Problem requirements> Filter this material down to the lines that hold "value", copying each one.

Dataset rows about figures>

= = = =

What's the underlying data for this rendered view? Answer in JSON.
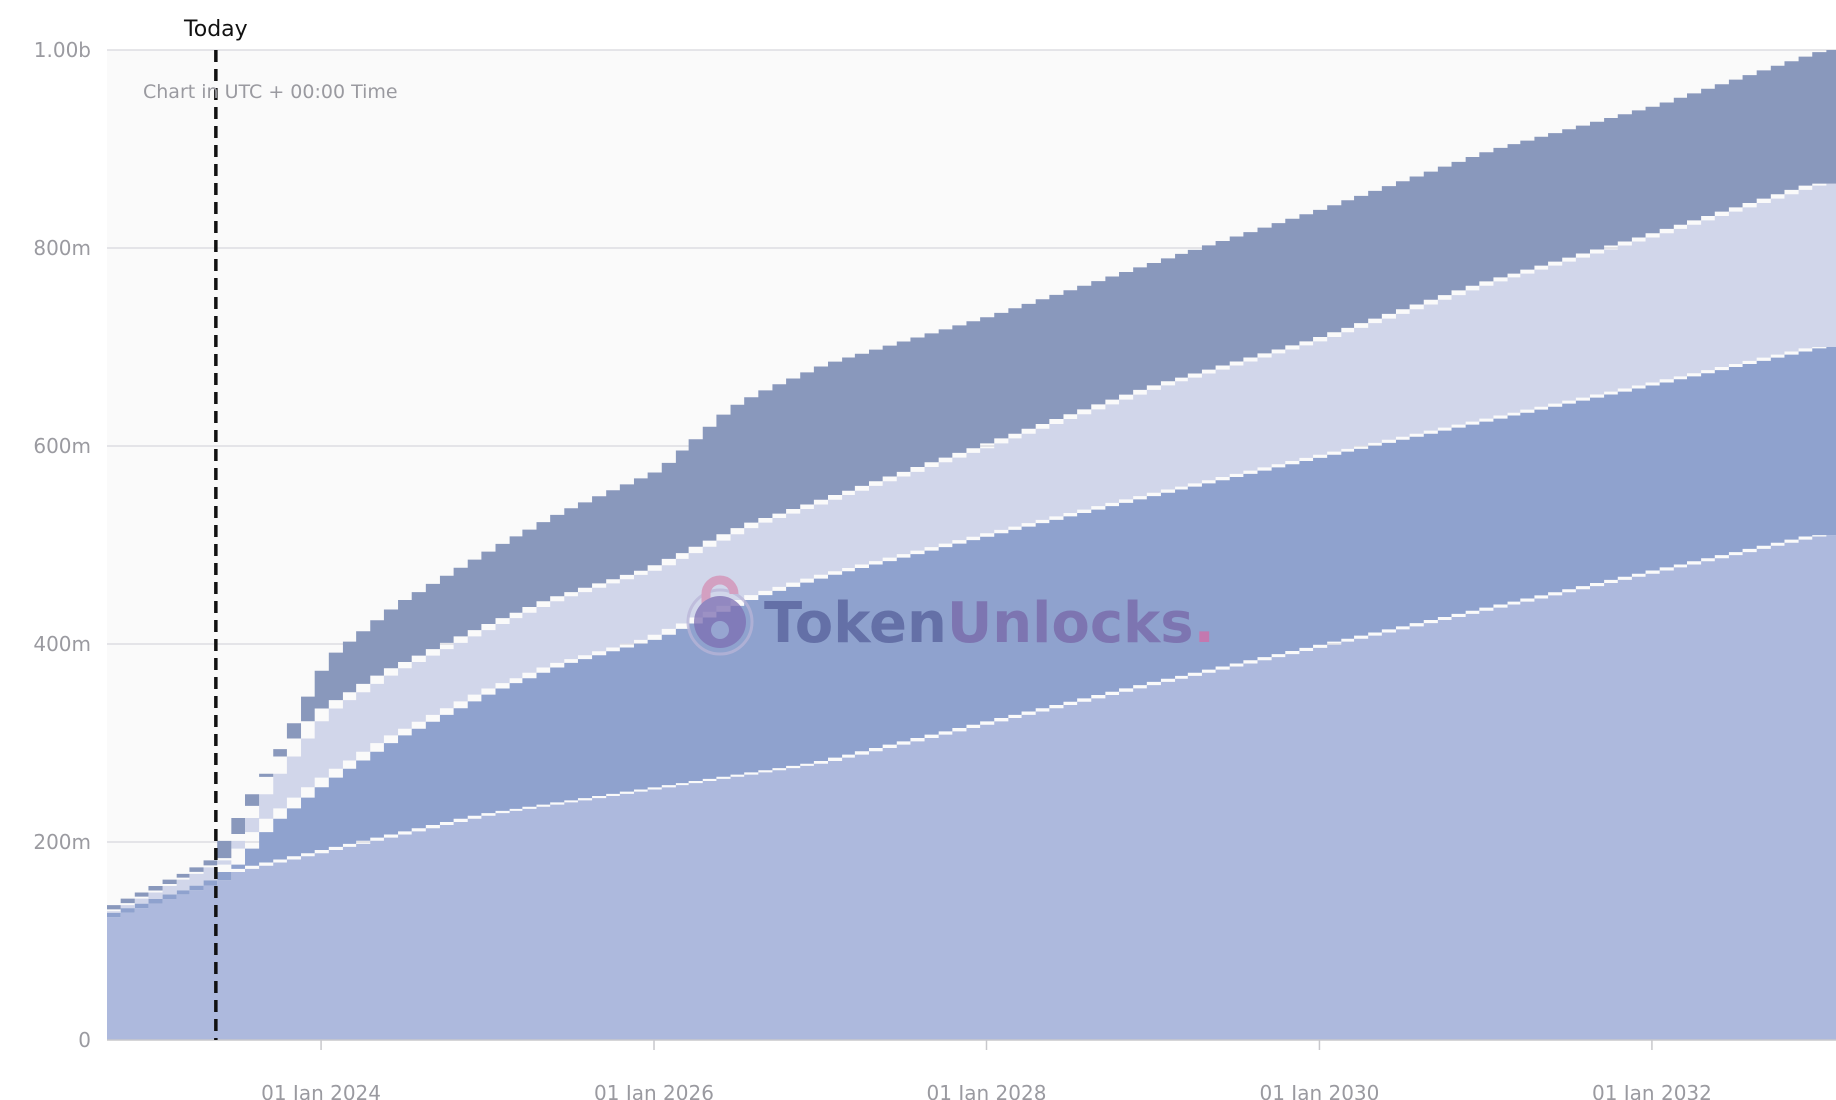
{
  "chart_data": {
    "type": "area",
    "stacked": true,
    "stepped": true,
    "note": "Chart in UTC + 00:00 Time",
    "today_label": "Today",
    "today_date": "2023-05-15",
    "xlim": [
      "2022-09-18",
      "2033-04-15"
    ],
    "ylim": [
      0,
      1000000000
    ],
    "yticks": [
      {
        "value": 0,
        "label": "0"
      },
      {
        "value": 200000000,
        "label": "200m"
      },
      {
        "value": 400000000,
        "label": "400m"
      },
      {
        "value": 600000000,
        "label": "600m"
      },
      {
        "value": 800000000,
        "label": "800m"
      },
      {
        "value": 1000000000,
        "label": "1.00b"
      }
    ],
    "xticks": [
      {
        "value": "2024-01-01",
        "label": "01 Jan 2024"
      },
      {
        "value": "2026-01-01",
        "label": "01 Jan 2026"
      },
      {
        "value": "2028-01-01",
        "label": "01 Jan 2028"
      },
      {
        "value": "2030-01-01",
        "label": "01 Jan 2030"
      },
      {
        "value": "2032-01-01",
        "label": "01 Jan 2032"
      }
    ],
    "grid": true,
    "watermark": {
      "part1": "Token",
      "part2": "Unlocks",
      "dot": "."
    },
    "series": [
      {
        "color": "#adb9dd",
        "points": [
          [
            "2022-09-18",
            124
          ],
          [
            "2023-05-15",
            160
          ],
          [
            "2023-06-01",
            168
          ],
          [
            "2025-01-01",
            228
          ],
          [
            "2027-01-01",
            280
          ],
          [
            "2029-01-01",
            360
          ],
          [
            "2031-01-01",
            435
          ],
          [
            "2033-01-01",
            510
          ],
          [
            "2033-04-15",
            510
          ]
        ]
      },
      {
        "color": "#8fa2ce",
        "points": [
          [
            "2022-09-18",
            0
          ],
          [
            "2023-05-15",
            0
          ],
          [
            "2023-06-01",
            0
          ],
          [
            "2023-09-01",
            40
          ],
          [
            "2024-01-01",
            70
          ],
          [
            "2024-06-01",
            98
          ],
          [
            "2025-01-01",
            124
          ],
          [
            "2025-06-01",
            140
          ],
          [
            "2026-01-01",
            152
          ],
          [
            "2026-08-01",
            178
          ],
          [
            "2027-01-01",
            188
          ],
          [
            "2028-01-01",
            190
          ],
          [
            "2030-01-01",
            192
          ],
          [
            "2032-01-01",
            190
          ],
          [
            "2033-01-01",
            190
          ],
          [
            "2033-04-15",
            190
          ]
        ]
      },
      {
        "color": "#d1d6ea",
        "points": [
          [
            "2022-09-18",
            6
          ],
          [
            "2023-05-15",
            20
          ],
          [
            "2023-06-01",
            20
          ],
          [
            "2024-01-01",
            70
          ],
          [
            "2024-06-01",
            68
          ],
          [
            "2025-01-01",
            65
          ],
          [
            "2026-01-01",
            70
          ],
          [
            "2027-01-01",
            75
          ],
          [
            "2028-01-01",
            90
          ],
          [
            "2029-01-01",
            108
          ],
          [
            "2030-01-01",
            118
          ],
          [
            "2031-01-01",
            138
          ],
          [
            "2032-01-01",
            150
          ],
          [
            "2033-01-01",
            165
          ],
          [
            "2033-04-15",
            165
          ]
        ]
      },
      {
        "color": "#8998bc",
        "points": [
          [
            "2022-09-18",
            2
          ],
          [
            "2023-05-15",
            2
          ],
          [
            "2023-06-01",
            4
          ],
          [
            "2023-09-01",
            20
          ],
          [
            "2024-01-01",
            55
          ],
          [
            "2024-06-01",
            68
          ],
          [
            "2025-01-01",
            80
          ],
          [
            "2025-06-01",
            88
          ],
          [
            "2026-01-01",
            100
          ],
          [
            "2026-06-01",
            130
          ],
          [
            "2027-01-01",
            140
          ],
          [
            "2028-01-01",
            132
          ],
          [
            "2029-01-01",
            128
          ],
          [
            "2030-01-01",
            133
          ],
          [
            "2031-01-01",
            135
          ],
          [
            "2032-01-01",
            132
          ],
          [
            "2033-01-01",
            135
          ],
          [
            "2033-04-15",
            135
          ]
        ]
      }
    ]
  }
}
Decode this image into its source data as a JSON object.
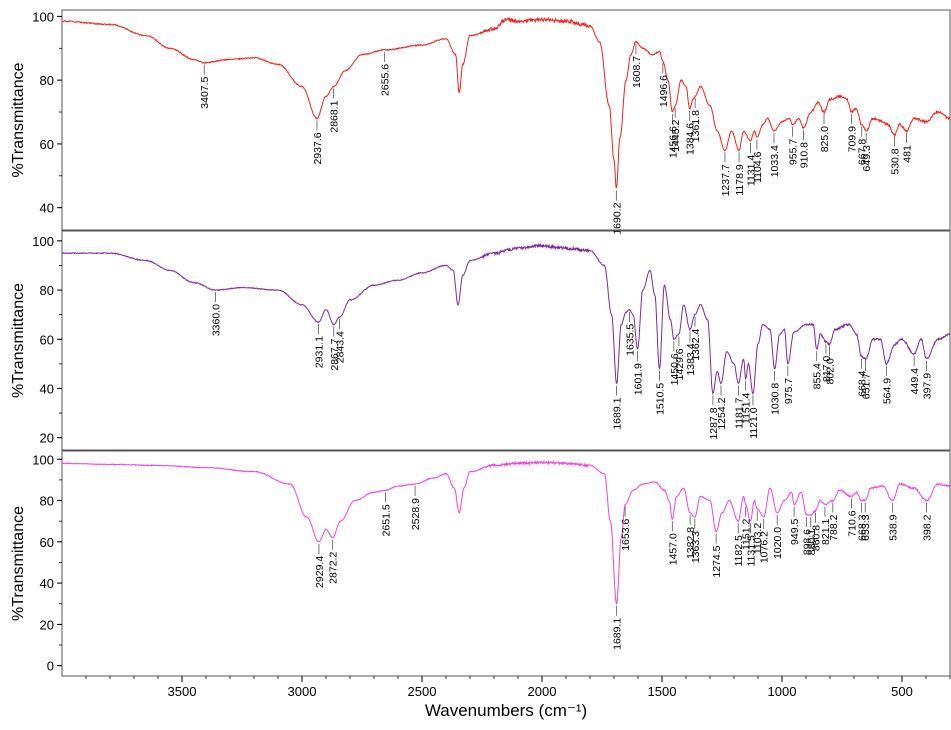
{
  "xlabel": "Wavenumbers (cm⁻¹)",
  "chart_data": [
    {
      "type": "line",
      "color": "#ee2222",
      "xlabel": "Wavenumbers (cm⁻¹)",
      "ylabel": "%Transmittance",
      "xlim": [
        4000,
        300
      ],
      "ylim": [
        33,
        102
      ],
      "x_ticks": [
        3500,
        3000,
        2500,
        2000,
        1500,
        1000,
        500
      ],
      "y_ticks": [
        40,
        60,
        80,
        100
      ],
      "grid": false,
      "points": [
        [
          4000,
          98.5
        ],
        [
          3800,
          97.5
        ],
        [
          3650,
          94
        ],
        [
          3550,
          90
        ],
        [
          3450,
          86.5
        ],
        [
          3407.5,
          85.5
        ],
        [
          3300,
          86.5
        ],
        [
          3200,
          87
        ],
        [
          3100,
          85
        ],
        [
          3000,
          78
        ],
        [
          2937.6,
          68
        ],
        [
          2900,
          75
        ],
        [
          2868.1,
          78
        ],
        [
          2820,
          83
        ],
        [
          2750,
          88
        ],
        [
          2655.6,
          89.5
        ],
        [
          2500,
          91
        ],
        [
          2400,
          93
        ],
        [
          2360,
          88
        ],
        [
          2345,
          76
        ],
        [
          2330,
          85
        ],
        [
          2300,
          94
        ],
        [
          2200,
          96
        ],
        [
          2150,
          99
        ],
        [
          2100,
          98.5
        ],
        [
          2000,
          99
        ],
        [
          1900,
          98.5
        ],
        [
          1800,
          97
        ],
        [
          1760,
          92
        ],
        [
          1720,
          72
        ],
        [
          1700,
          55
        ],
        [
          1690.2,
          46
        ],
        [
          1675,
          62
        ],
        [
          1650,
          80
        ],
        [
          1630,
          88
        ],
        [
          1608.7,
          92
        ],
        [
          1580,
          90
        ],
        [
          1540,
          88
        ],
        [
          1510,
          89
        ],
        [
          1496.6,
          86
        ],
        [
          1475,
          80
        ],
        [
          1456.6,
          70
        ],
        [
          1445.2,
          72
        ],
        [
          1420,
          80
        ],
        [
          1400,
          78
        ],
        [
          1384.6,
          71
        ],
        [
          1370,
          74
        ],
        [
          1361.8,
          75
        ],
        [
          1340,
          78
        ],
        [
          1300,
          72
        ],
        [
          1270,
          64
        ],
        [
          1237.7,
          58
        ],
        [
          1210,
          64
        ],
        [
          1178.9,
          58
        ],
        [
          1160,
          64
        ],
        [
          1131.4,
          61
        ],
        [
          1115,
          64
        ],
        [
          1104.6,
          62
        ],
        [
          1080,
          66
        ],
        [
          1060,
          68
        ],
        [
          1033.4,
          64
        ],
        [
          1000,
          67
        ],
        [
          970,
          68
        ],
        [
          955.7,
          66
        ],
        [
          930,
          68
        ],
        [
          910.8,
          65
        ],
        [
          880,
          70
        ],
        [
          850,
          73
        ],
        [
          825.0,
          70
        ],
        [
          800,
          74
        ],
        [
          760,
          75
        ],
        [
          730,
          74
        ],
        [
          709.9,
          70
        ],
        [
          690,
          71
        ],
        [
          667.8,
          66
        ],
        [
          649.3,
          64
        ],
        [
          620,
          68
        ],
        [
          580,
          67
        ],
        [
          560,
          66
        ],
        [
          530.8,
          63
        ],
        [
          510,
          66
        ],
        [
          481,
          64
        ],
        [
          450,
          68
        ],
        [
          400,
          67
        ],
        [
          350,
          70
        ],
        [
          300,
          68
        ]
      ],
      "annotations": [
        3407.5,
        2937.6,
        2868.1,
        2655.6,
        1690.2,
        1608.7,
        1496.6,
        1456.6,
        1445.2,
        1384.6,
        1361.8,
        1237.7,
        1178.9,
        1131.4,
        1104.6,
        1033.4,
        955.7,
        910.8,
        825.0,
        709.9,
        667.8,
        649.3,
        530.8,
        481
      ]
    },
    {
      "type": "line",
      "color": "#7d2a9b",
      "xlabel": "Wavenumbers (cm⁻¹)",
      "ylabel": "%Transmittance",
      "xlim": [
        4000,
        300
      ],
      "ylim": [
        15,
        104
      ],
      "x_ticks": [
        3500,
        3000,
        2500,
        2000,
        1500,
        1000,
        500
      ],
      "y_ticks": [
        20,
        40,
        60,
        80,
        100
      ],
      "grid": false,
      "points": [
        [
          4000,
          95
        ],
        [
          3800,
          95
        ],
        [
          3650,
          92
        ],
        [
          3550,
          88
        ],
        [
          3450,
          83
        ],
        [
          3360.0,
          80
        ],
        [
          3250,
          81
        ],
        [
          3100,
          80
        ],
        [
          3000,
          74
        ],
        [
          2931.1,
          67
        ],
        [
          2900,
          72
        ],
        [
          2867.7,
          66
        ],
        [
          2843.4,
          69
        ],
        [
          2800,
          76
        ],
        [
          2700,
          82
        ],
        [
          2600,
          84
        ],
        [
          2500,
          87
        ],
        [
          2400,
          90
        ],
        [
          2370,
          88
        ],
        [
          2350,
          74
        ],
        [
          2330,
          86
        ],
        [
          2300,
          92
        ],
        [
          2200,
          95
        ],
        [
          2100,
          97
        ],
        [
          2000,
          98
        ],
        [
          1900,
          97
        ],
        [
          1800,
          96
        ],
        [
          1740,
          90
        ],
        [
          1710,
          70
        ],
        [
          1689.1,
          42
        ],
        [
          1670,
          66
        ],
        [
          1650,
          71
        ],
        [
          1635.5,
          72
        ],
        [
          1620,
          70
        ],
        [
          1601.9,
          56
        ],
        [
          1580,
          80
        ],
        [
          1550,
          88
        ],
        [
          1530,
          78
        ],
        [
          1510.5,
          48
        ],
        [
          1490,
          82
        ],
        [
          1465,
          68
        ],
        [
          1450.6,
          60
        ],
        [
          1429.6,
          62
        ],
        [
          1410,
          74
        ],
        [
          1383.4,
          64
        ],
        [
          1362.4,
          70
        ],
        [
          1340,
          74
        ],
        [
          1310,
          68
        ],
        [
          1287.8,
          38
        ],
        [
          1270,
          47
        ],
        [
          1254.2,
          42
        ],
        [
          1230,
          55
        ],
        [
          1200,
          50
        ],
        [
          1181.7,
          42
        ],
        [
          1160,
          52
        ],
        [
          1151.4,
          44
        ],
        [
          1140,
          50
        ],
        [
          1121.0,
          38
        ],
        [
          1100,
          58
        ],
        [
          1080,
          66
        ],
        [
          1050,
          64
        ],
        [
          1030.8,
          48
        ],
        [
          1010,
          62
        ],
        [
          990,
          64
        ],
        [
          975.7,
          50
        ],
        [
          950,
          63
        ],
        [
          900,
          66
        ],
        [
          870,
          66
        ],
        [
          855.4,
          56
        ],
        [
          840,
          62
        ],
        [
          817.0,
          59
        ],
        [
          802.0,
          58
        ],
        [
          780,
          64
        ],
        [
          720,
          66
        ],
        [
          690,
          62
        ],
        [
          668.4,
          53
        ],
        [
          651.7,
          52
        ],
        [
          620,
          60
        ],
        [
          590,
          60
        ],
        [
          564.9,
          50
        ],
        [
          530,
          58
        ],
        [
          500,
          60
        ],
        [
          449.4,
          54
        ],
        [
          420,
          60
        ],
        [
          397.9,
          52
        ],
        [
          350,
          60
        ],
        [
          300,
          62
        ]
      ],
      "annotations": [
        3360.0,
        2931.1,
        2867.7,
        2843.4,
        1689.1,
        1635.5,
        1601.9,
        1510.5,
        1450.6,
        1429.6,
        1383.4,
        1362.4,
        1287.8,
        1254.2,
        1181.7,
        1151.4,
        1121.0,
        1030.8,
        975.7,
        855.4,
        817.0,
        802.0,
        668.4,
        651.7,
        564.9,
        449.4,
        397.9
      ]
    },
    {
      "type": "line",
      "color": "#ee44dd",
      "xlabel": "Wavenumbers (cm⁻¹)",
      "ylabel": "%Transmittance",
      "xlim": [
        4000,
        300
      ],
      "ylim": [
        -5,
        104
      ],
      "x_ticks": [
        3500,
        3000,
        2500,
        2000,
        1500,
        1000,
        500
      ],
      "y_ticks": [
        0,
        20,
        40,
        60,
        80,
        100
      ],
      "grid": false,
      "points": [
        [
          4000,
          98
        ],
        [
          3800,
          97.5
        ],
        [
          3600,
          97
        ],
        [
          3400,
          96
        ],
        [
          3200,
          94
        ],
        [
          3050,
          88
        ],
        [
          2980,
          72
        ],
        [
          2929.4,
          60
        ],
        [
          2900,
          66
        ],
        [
          2872.2,
          62
        ],
        [
          2840,
          70
        ],
        [
          2780,
          80
        ],
        [
          2700,
          84
        ],
        [
          2651.5,
          85
        ],
        [
          2600,
          87
        ],
        [
          2528.9,
          88
        ],
        [
          2450,
          91
        ],
        [
          2400,
          93
        ],
        [
          2365,
          86
        ],
        [
          2345,
          74
        ],
        [
          2325,
          86
        ],
        [
          2300,
          94
        ],
        [
          2200,
          97
        ],
        [
          2100,
          98
        ],
        [
          2000,
          98.5
        ],
        [
          1900,
          98
        ],
        [
          1800,
          97
        ],
        [
          1740,
          93
        ],
        [
          1715,
          70
        ],
        [
          1689.1,
          30
        ],
        [
          1670,
          62
        ],
        [
          1653.6,
          78
        ],
        [
          1620,
          85
        ],
        [
          1580,
          88
        ],
        [
          1530,
          89
        ],
        [
          1490,
          85
        ],
        [
          1470,
          80
        ],
        [
          1457.0,
          71
        ],
        [
          1440,
          82
        ],
        [
          1410,
          86
        ],
        [
          1382.8,
          74
        ],
        [
          1363.3,
          72
        ],
        [
          1340,
          82
        ],
        [
          1300,
          80
        ],
        [
          1274.5,
          65
        ],
        [
          1250,
          74
        ],
        [
          1220,
          80
        ],
        [
          1182.5,
          70
        ],
        [
          1160,
          82
        ],
        [
          1151.2,
          78
        ],
        [
          1131.5,
          70
        ],
        [
          1115,
          80
        ],
        [
          1103.2,
          76
        ],
        [
          1076.2,
          72
        ],
        [
          1050,
          86
        ],
        [
          1020.0,
          74
        ],
        [
          990,
          80
        ],
        [
          960,
          84
        ],
        [
          949.5,
          78
        ],
        [
          920,
          84
        ],
        [
          898.6,
          73
        ],
        [
          880.1,
          73
        ],
        [
          860.8,
          75
        ],
        [
          840,
          80
        ],
        [
          821.1,
          78
        ],
        [
          788.2,
          80
        ],
        [
          760,
          85
        ],
        [
          710.6,
          82
        ],
        [
          690,
          84
        ],
        [
          668.3,
          80
        ],
        [
          653.3,
          80
        ],
        [
          630,
          86
        ],
        [
          580,
          87
        ],
        [
          538.9,
          80
        ],
        [
          510,
          88
        ],
        [
          450,
          86
        ],
        [
          398.2,
          80
        ],
        [
          350,
          88
        ],
        [
          300,
          87
        ]
      ],
      "annotations": [
        2929.4,
        2872.2,
        2651.5,
        2528.9,
        1689.1,
        1653.6,
        1457.0,
        1382.8,
        1363.3,
        1274.5,
        1182.5,
        1151.2,
        1131.5,
        1103.2,
        1076.2,
        1020.0,
        949.5,
        898.6,
        880.1,
        860.8,
        821.1,
        788.2,
        710.6,
        668.3,
        653.3,
        538.9,
        398.2
      ]
    }
  ]
}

= = = =

Exercise result>
        "value": 0,
        "value": 200000000,
        "value": 400000000,
        "value": 600000000,
        "value": 800000000,
        "value": 1000000000,
        "value": "2024-01-01",
        "value": "2026-01-01",
        "value": "2028-01-01",
        "value": "2030-01-01",
        "value": "2032-01-01",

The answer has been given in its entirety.